### EXERCISE GOAL
Count the lines in the items that contain the string "their", matching case exactly, and give only the number.

(Spatial layout entries)
-*-

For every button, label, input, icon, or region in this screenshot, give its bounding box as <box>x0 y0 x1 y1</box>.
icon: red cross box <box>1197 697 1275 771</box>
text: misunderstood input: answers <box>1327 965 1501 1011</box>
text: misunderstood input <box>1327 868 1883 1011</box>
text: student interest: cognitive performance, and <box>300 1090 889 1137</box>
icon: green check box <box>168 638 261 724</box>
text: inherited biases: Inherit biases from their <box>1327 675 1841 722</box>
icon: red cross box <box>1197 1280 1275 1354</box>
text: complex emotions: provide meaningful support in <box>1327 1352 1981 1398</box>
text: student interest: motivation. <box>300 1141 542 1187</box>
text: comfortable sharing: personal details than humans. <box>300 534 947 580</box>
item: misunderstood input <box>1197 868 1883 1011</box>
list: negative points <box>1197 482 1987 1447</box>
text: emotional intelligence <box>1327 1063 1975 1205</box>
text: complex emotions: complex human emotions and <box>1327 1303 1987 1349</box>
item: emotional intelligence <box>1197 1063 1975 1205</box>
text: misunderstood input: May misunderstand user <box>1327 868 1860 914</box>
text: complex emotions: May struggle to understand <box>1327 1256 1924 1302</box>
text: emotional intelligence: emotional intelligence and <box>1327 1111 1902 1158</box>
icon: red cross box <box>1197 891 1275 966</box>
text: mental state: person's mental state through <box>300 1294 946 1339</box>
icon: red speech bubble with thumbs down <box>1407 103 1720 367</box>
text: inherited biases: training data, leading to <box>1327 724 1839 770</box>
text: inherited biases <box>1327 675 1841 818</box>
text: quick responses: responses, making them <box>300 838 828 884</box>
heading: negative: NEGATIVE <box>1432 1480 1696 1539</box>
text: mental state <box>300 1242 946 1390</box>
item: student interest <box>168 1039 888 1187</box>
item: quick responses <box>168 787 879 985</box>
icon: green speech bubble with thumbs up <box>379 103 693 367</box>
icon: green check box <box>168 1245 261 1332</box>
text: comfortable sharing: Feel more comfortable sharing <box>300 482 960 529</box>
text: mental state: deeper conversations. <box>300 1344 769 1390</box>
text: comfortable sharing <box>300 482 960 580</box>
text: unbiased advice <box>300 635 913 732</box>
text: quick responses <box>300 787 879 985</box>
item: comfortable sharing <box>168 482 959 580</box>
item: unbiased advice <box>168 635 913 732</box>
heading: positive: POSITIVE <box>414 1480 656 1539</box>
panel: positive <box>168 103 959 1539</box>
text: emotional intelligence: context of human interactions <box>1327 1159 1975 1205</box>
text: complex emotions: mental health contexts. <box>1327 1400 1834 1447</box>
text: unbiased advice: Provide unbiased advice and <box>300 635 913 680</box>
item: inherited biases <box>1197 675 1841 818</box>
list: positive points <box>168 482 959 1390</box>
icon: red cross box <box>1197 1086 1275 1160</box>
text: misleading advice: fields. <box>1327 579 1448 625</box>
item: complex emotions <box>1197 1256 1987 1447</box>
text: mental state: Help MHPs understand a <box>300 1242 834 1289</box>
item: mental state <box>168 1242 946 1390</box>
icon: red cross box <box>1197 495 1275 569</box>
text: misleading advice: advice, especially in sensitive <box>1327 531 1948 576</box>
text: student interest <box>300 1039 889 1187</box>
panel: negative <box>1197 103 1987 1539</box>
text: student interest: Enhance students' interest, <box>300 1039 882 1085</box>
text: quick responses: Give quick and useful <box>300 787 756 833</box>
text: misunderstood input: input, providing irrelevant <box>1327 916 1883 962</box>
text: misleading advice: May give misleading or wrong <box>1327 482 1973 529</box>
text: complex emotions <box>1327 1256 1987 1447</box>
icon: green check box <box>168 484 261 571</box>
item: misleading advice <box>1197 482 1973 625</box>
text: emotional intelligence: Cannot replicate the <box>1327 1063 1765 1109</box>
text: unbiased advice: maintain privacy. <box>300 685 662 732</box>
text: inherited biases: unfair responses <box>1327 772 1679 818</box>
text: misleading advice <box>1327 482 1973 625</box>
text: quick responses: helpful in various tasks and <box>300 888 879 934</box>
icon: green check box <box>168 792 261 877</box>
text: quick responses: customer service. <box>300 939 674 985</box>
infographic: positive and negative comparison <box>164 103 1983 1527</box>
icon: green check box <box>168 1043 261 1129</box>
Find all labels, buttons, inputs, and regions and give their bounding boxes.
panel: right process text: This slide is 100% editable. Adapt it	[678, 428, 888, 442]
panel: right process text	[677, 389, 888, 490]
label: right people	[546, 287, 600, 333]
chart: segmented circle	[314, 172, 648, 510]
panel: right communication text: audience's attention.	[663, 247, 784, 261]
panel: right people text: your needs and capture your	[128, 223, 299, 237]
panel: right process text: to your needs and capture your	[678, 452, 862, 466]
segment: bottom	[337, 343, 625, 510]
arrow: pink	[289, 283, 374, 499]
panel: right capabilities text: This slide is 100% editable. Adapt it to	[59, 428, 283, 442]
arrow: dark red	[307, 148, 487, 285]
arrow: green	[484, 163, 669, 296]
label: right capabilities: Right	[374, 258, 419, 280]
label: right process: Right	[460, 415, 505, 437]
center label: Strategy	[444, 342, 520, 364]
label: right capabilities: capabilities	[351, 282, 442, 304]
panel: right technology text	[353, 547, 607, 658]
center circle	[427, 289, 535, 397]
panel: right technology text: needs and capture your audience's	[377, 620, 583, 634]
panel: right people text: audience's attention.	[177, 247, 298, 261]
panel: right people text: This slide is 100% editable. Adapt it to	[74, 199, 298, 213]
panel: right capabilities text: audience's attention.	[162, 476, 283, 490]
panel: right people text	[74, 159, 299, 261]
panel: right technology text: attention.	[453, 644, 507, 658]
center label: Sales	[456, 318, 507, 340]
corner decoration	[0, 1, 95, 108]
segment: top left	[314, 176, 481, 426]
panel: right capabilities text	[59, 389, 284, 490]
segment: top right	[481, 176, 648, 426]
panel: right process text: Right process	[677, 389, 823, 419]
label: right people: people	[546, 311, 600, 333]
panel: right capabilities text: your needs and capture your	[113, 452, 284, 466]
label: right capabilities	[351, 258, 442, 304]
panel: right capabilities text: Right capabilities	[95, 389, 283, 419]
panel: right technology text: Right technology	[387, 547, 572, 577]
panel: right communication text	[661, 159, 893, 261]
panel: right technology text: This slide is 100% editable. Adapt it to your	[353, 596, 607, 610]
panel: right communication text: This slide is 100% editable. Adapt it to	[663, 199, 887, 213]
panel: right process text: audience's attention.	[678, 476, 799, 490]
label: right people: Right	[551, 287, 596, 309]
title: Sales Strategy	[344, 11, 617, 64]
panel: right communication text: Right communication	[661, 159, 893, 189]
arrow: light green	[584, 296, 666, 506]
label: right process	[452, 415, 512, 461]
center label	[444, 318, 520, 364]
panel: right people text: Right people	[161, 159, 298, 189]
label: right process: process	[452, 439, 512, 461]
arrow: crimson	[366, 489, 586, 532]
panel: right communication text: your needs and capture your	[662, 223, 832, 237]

-*-

### THE SOLUTION
2